>> start Available data
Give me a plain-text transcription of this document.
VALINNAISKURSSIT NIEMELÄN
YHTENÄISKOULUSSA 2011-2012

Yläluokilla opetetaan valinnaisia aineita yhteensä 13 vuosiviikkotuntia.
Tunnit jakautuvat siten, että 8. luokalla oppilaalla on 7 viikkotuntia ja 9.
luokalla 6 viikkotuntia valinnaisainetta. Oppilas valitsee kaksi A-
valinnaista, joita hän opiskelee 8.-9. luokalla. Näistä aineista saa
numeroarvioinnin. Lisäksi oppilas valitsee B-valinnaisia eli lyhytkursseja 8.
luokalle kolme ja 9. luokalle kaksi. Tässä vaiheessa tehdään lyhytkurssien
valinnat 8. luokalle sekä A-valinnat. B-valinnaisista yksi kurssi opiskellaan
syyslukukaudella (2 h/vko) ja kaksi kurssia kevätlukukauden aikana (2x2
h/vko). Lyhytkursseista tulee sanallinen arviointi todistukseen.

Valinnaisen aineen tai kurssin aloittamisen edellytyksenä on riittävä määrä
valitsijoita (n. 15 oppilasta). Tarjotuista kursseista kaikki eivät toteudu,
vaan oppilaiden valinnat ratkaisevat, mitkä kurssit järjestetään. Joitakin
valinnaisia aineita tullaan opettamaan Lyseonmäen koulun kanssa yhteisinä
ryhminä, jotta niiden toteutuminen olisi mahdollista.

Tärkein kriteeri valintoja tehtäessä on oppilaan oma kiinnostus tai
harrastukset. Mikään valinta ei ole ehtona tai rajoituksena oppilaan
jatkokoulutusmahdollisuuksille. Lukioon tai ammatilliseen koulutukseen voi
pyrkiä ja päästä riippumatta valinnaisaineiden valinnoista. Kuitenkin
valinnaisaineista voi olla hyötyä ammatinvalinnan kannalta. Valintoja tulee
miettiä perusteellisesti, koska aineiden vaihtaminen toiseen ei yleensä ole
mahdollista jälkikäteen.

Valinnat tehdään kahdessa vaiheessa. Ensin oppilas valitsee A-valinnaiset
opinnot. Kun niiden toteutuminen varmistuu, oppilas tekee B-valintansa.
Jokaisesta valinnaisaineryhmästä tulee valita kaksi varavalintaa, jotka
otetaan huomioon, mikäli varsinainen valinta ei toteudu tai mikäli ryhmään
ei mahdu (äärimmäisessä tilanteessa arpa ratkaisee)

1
>> end Available data
Directive: Copy out the material word for word and line for line.

Output below:
Give me a plain-text transcription of this document.
VALINNAISKURSSIT NIEMELÄN
YHTENÄISKOULUSSA 2011-2012

Yläluokilla opetetaan valinnaisia aineita yhteensä 13 vuosiviikkotuntia.
Tunnit jakautuvat siten, että 8. luokalla oppilaalla on 7 viikkotuntia ja 9.
luokalla 6 viikkotuntia valinnaisainetta. Oppilas valitsee kaksi A-
valinnaista, joita hän opiskelee 8.-9. luokalla. Näistä aineista saa
numeroarvioinnin. Lisäksi oppilas valitsee B-valinnaisia eli lyhytkursseja 8.
luokalle kolme ja 9. luokalle kaksi. Tässä vaiheessa tehdään lyhytkurssien
valinnat 8. luokalle sekä A-valinnat. B-valinnaisista yksi kurssi opiskellaan
syyslukukaudella (2 h/vko) ja kaksi kurssia kevätlukukauden aikana (2x2
h/vko). Lyhytkursseista tulee sanallinen arviointi todistukseen.

Valinnaisen aineen tai kurssin aloittamisen edellytyksenä on riittävä määrä
valitsijoita (n. 15 oppilasta). Tarjotuista kursseista kaikki eivät toteudu,
vaan oppilaiden valinnat ratkaisevat, mitkä kurssit järjestetään. Joitakin
valinnaisia aineita tullaan opettamaan Lyseonmäen koulun kanssa yhteisinä
ryhminä, jotta niiden toteutuminen olisi mahdollista.

Tärkein kriteeri valintoja tehtäessä on oppilaan oma kiinnostus tai
harrastukset. Mikään valinta ei ole ehtona tai rajoituksena oppilaan
jatkokoulutusmahdollisuuksille. Lukioon tai ammatilliseen koulutukseen voi
pyrkiä ja päästä riippumatta valinnaisaineiden valinnoista. Kuitenkin
valinnaisaineista voi olla hyötyä ammatinvalinnan kannalta. Valintoja tulee
miettiä perusteellisesti, koska aineiden vaihtaminen toiseen ei yleensä ole
mahdollista jälkikäteen.

Valinnat tehdään kahdessa vaiheessa. Ensin oppilas valitsee A-valinnaiset
opinnot. Kun niiden toteutuminen varmistuu, oppilas tekee B-valintansa.
Jokaisesta valinnaisaineryhmästä tulee valita kaksi varavalintaa, jotka
otetaan huomioon, mikäli varsinainen valinta ei toteudu tai mikäli ryhmään
ei mahdu (äärimmäisessä tilanteessa arpa ratkaisee)

1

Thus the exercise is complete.